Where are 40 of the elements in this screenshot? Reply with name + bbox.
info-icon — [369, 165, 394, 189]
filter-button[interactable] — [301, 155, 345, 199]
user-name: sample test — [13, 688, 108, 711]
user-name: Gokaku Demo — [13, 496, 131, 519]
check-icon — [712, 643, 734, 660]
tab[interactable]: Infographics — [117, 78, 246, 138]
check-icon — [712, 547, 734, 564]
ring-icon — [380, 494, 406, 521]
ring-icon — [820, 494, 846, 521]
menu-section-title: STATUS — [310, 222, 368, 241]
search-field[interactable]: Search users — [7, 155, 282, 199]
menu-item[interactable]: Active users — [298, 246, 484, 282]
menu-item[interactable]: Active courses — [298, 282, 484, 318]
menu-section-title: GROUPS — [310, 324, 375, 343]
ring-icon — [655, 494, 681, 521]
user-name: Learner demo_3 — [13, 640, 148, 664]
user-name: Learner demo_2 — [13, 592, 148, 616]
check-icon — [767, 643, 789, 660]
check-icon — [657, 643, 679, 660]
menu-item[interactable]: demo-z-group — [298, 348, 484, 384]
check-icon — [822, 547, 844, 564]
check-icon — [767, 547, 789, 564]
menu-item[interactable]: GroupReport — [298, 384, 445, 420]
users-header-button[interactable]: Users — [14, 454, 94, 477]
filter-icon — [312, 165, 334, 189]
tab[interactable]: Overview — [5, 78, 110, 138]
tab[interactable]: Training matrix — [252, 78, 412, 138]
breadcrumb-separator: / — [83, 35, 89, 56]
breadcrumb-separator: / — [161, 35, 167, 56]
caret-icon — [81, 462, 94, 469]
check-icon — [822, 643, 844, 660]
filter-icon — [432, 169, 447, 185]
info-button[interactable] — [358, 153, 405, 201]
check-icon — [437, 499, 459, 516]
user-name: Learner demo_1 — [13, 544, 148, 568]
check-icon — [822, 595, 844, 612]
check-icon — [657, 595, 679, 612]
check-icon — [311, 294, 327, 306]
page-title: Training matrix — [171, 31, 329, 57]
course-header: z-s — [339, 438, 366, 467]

---*---

# REQUIRED WORK:
Pull out every line in the rows above that contains the string "header". Matching is case-sensitive.

# EXERCISE SOLUTION:
users-header-button[interactable]: Users — [14, 454, 94, 477]
course-header: z-s — [339, 438, 366, 467]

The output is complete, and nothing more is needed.